**TASK TO CARRY OUT:** Gather every line of the entries that includes the word "this".

** START OF MATERIALS PROVIDED **

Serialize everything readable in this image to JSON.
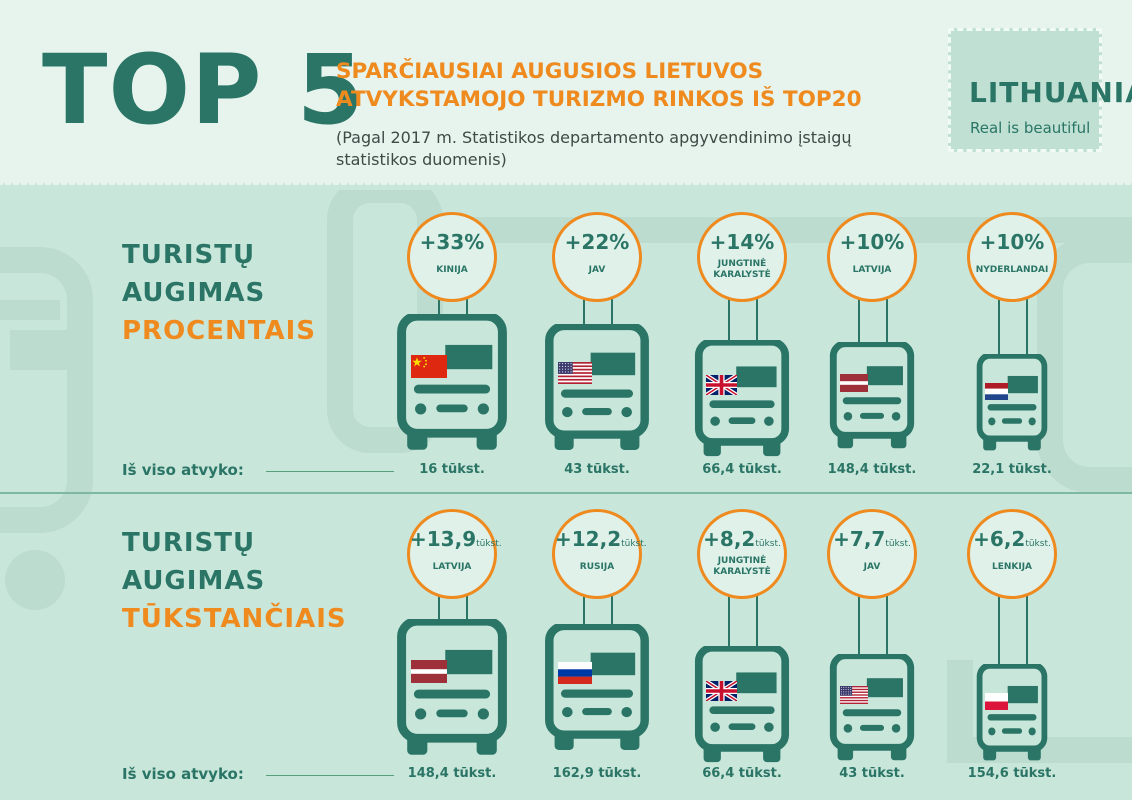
{
  "header": {
    "top_label": "TOP 5",
    "headline_line1": "SPARČIAUSIAI AUGUSIOS LIETUVOS",
    "headline_line2": "ATVYKSTAMOJO TURIZMO RINKOS IŠ TOP20",
    "subheadline_line1": "(Pagal 2017 m. Statistikos departamento apgyvendinimo įstaigų",
    "subheadline_line2": "statistikos duomenis)"
  },
  "logo": {
    "name": "LITHUANIA",
    "tagline": "Real is beautiful"
  },
  "colors": {
    "primary": "#2a7566",
    "accent": "#ef8a1f",
    "background": "#c9e6da",
    "header_bg": "#e6f4ed"
  },
  "sections": [
    {
      "title_line1": "TURISTŲ",
      "title_line2": "AUGIMAS",
      "title_line3": "PROCENTAIS",
      "total_label": "Iš viso atvyko:",
      "items": [
        {
          "value": "+33%",
          "unit": "",
          "country_line1": "KINIJA",
          "country_line2": "",
          "flag": "cn-flag-icon",
          "total": "16 tūkst."
        },
        {
          "value": "+22%",
          "unit": "",
          "country_line1": "JAV",
          "country_line2": "",
          "flag": "us-flag-icon",
          "total": "43 tūkst."
        },
        {
          "value": "+14%",
          "unit": "",
          "country_line1": "JUNGTINĖ",
          "country_line2": "KARALYSTĖ",
          "flag": "uk-flag-icon",
          "total": "66,4 tūkst."
        },
        {
          "value": "+10%",
          "unit": "",
          "country_line1": "LATVIJA",
          "country_line2": "",
          "flag": "lv-flag-icon",
          "total": "148,4 tūkst."
        },
        {
          "value": "+10%",
          "unit": "",
          "country_line1": "NYDERLANDAI",
          "country_line2": "",
          "flag": "nl-flag-icon",
          "total": "22,1 tūkst."
        }
      ]
    },
    {
      "title_line1": "TURISTŲ",
      "title_line2": "AUGIMAS",
      "title_line3": "TŪKSTANČIAIS",
      "total_label": "Iš viso atvyko:",
      "items": [
        {
          "value": "+13,9",
          "unit": "tūkst.",
          "country_line1": "LATVIJA",
          "country_line2": "",
          "flag": "lv-flag-icon",
          "total": "148,4 tūkst."
        },
        {
          "value": "+12,2",
          "unit": "tūkst.",
          "country_line1": "RUSIJA",
          "country_line2": "",
          "flag": "ru-flag-icon",
          "total": "162,9 tūkst."
        },
        {
          "value": "+8,2",
          "unit": "tūkst.",
          "country_line1": "JUNGTINĖ",
          "country_line2": "KARALYSTĖ",
          "flag": "uk-flag-icon",
          "total": "66,4 tūkst."
        },
        {
          "value": "+7,7",
          "unit": "tūkst.",
          "country_line1": "JAV",
          "country_line2": "",
          "flag": "us-flag-icon",
          "total": "43 tūkst."
        },
        {
          "value": "+6,2",
          "unit": "tūkst.",
          "country_line1": "LENKIJA",
          "country_line2": "",
          "flag": "pl-flag-icon",
          "total": "154,6 tūkst."
        }
      ]
    }
  ]
}
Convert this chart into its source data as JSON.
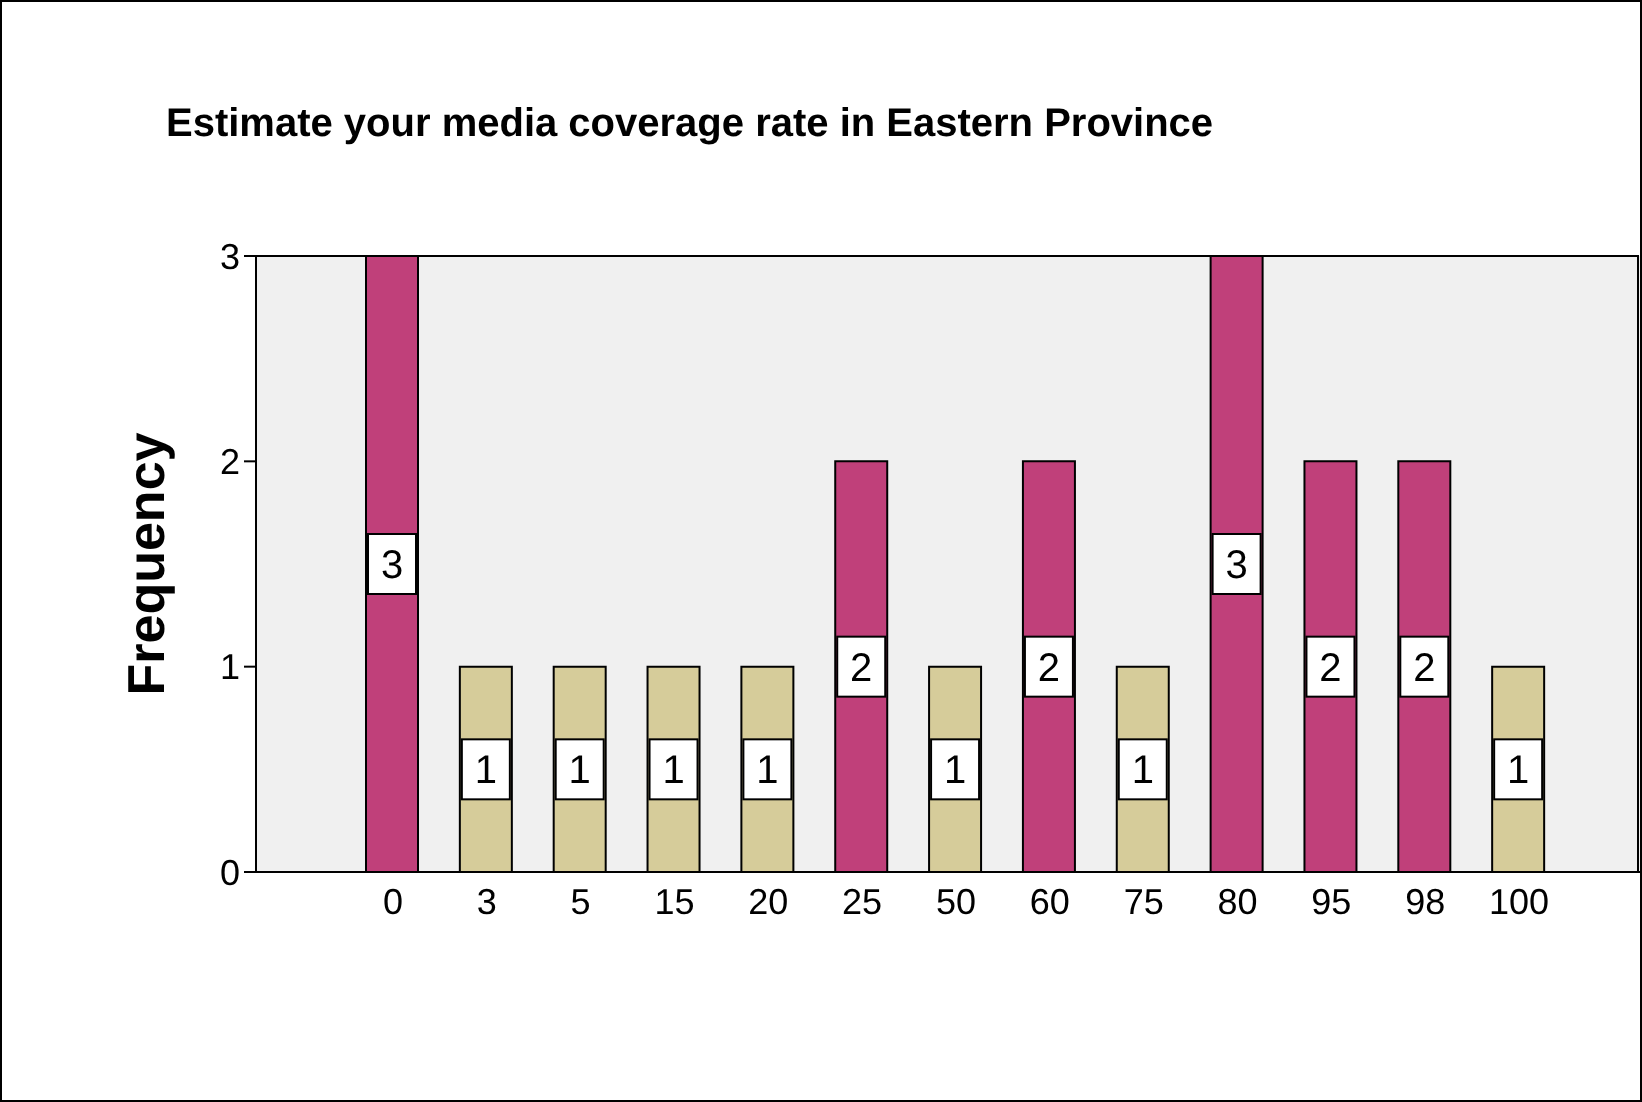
{
  "chart_data": {
    "type": "bar",
    "title": "Estimate your media coverage rate in Eastern Province",
    "ylabel": "Frequency",
    "categories": [
      "0",
      "3",
      "5",
      "15",
      "20",
      "25",
      "50",
      "60",
      "75",
      "80",
      "95",
      "98",
      "100"
    ],
    "values": [
      3,
      1,
      1,
      1,
      1,
      2,
      1,
      2,
      1,
      3,
      2,
      2,
      1
    ],
    "colors": [
      "#c0407a",
      "#d6cc9a",
      "#d6cc9a",
      "#d6cc9a",
      "#d6cc9a",
      "#c0407a",
      "#d6cc9a",
      "#c0407a",
      "#d6cc9a",
      "#c0407a",
      "#c0407a",
      "#c0407a",
      "#d6cc9a"
    ],
    "ylim": [
      0,
      3
    ],
    "yticks": [
      0,
      1,
      2,
      3
    ],
    "data_labels": true,
    "grid": false
  }
}
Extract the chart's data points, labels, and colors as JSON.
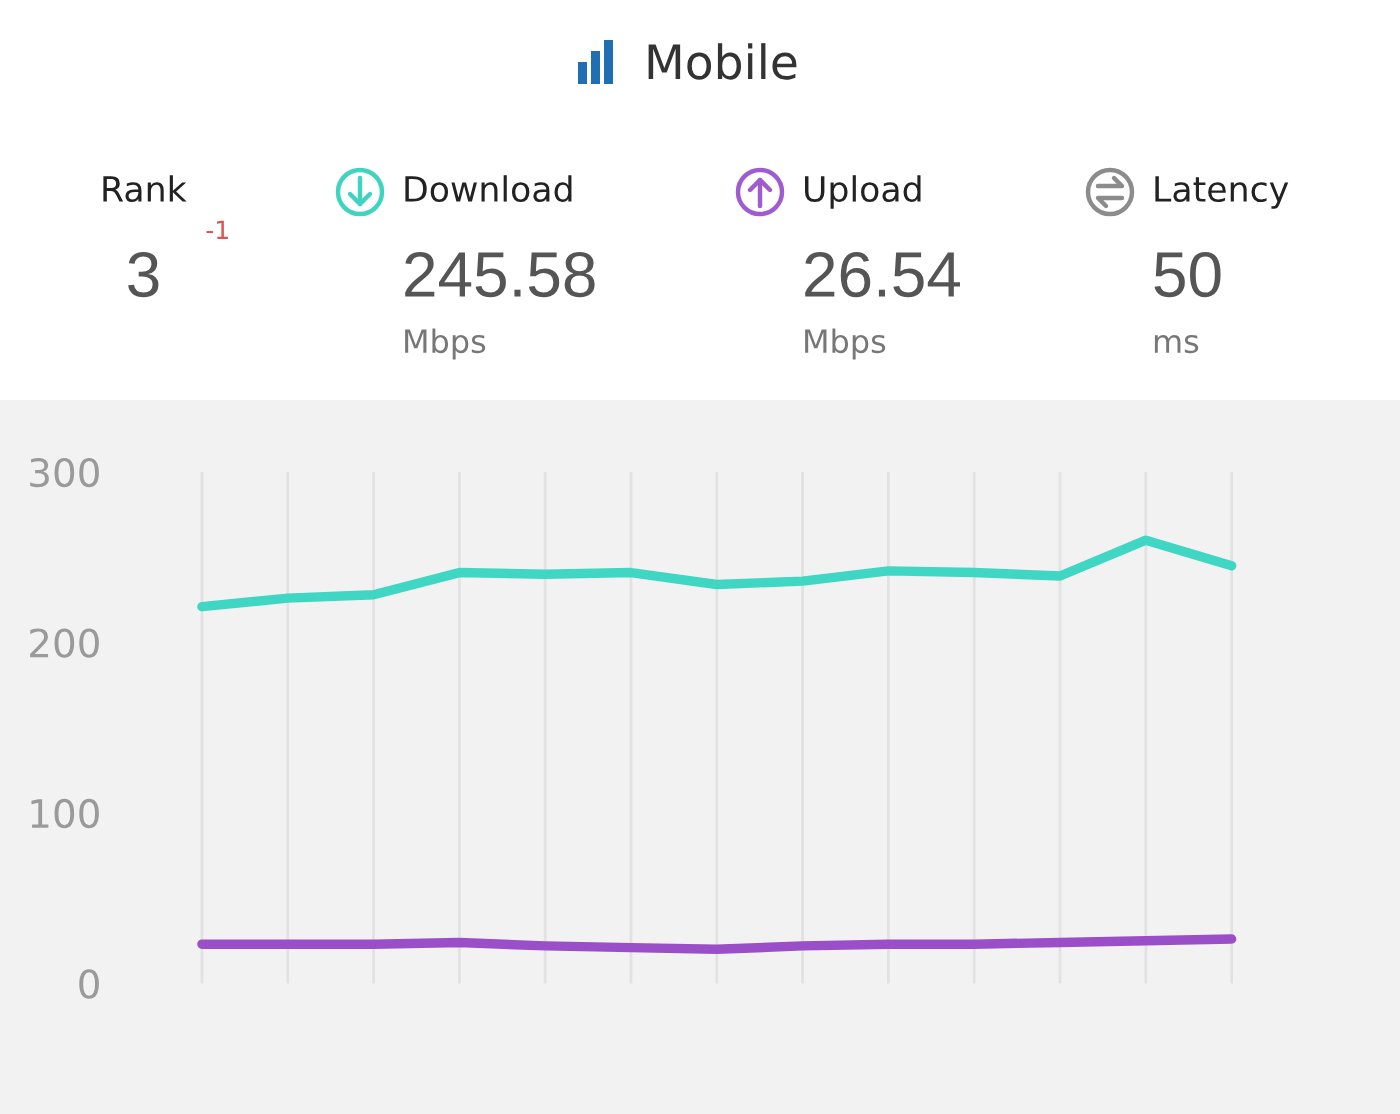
{
  "chart_data": [
    {
      "type": "other",
      "title": "Mobile",
      "categories": [
        "Rank",
        "Download",
        "Upload",
        "Latency"
      ],
      "values": [
        3,
        245.58,
        26.54,
        50
      ],
      "data_labels": true,
      "colors": [
        null,
        "#3fd3c1",
        "#a05ccf",
        "#8c8c8c"
      ],
      "annotations": [
        "-1",
        "Mbps",
        "Mbps",
        "ms"
      ]
    },
    {
      "type": "line",
      "categories": [
        null,
        null,
        null,
        null,
        null,
        null,
        null,
        null,
        null,
        null,
        null,
        null,
        null
      ],
      "series": [
        {
          "color": "#3fd6c3",
          "values": [
            221,
            226,
            228,
            241,
            240,
            241,
            234,
            236,
            242,
            241,
            239,
            260,
            245
          ]
        },
        {
          "color": "#9a4fc9",
          "values": [
            23,
            23,
            23,
            24,
            22,
            21,
            20,
            22,
            23,
            23,
            24,
            25,
            26
          ]
        }
      ],
      "ylim": [
        0,
        300
      ],
      "yticks": [
        0,
        100,
        200,
        300
      ],
      "grid": "x",
      "tick_labels": "y"
    }
  ]
}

** END OF MATERIALS PROVIDED **

**WRITTEN RESPONSE:**
Serialize everything readable in this image to JSON.
Convert this chart into its source data as JSON.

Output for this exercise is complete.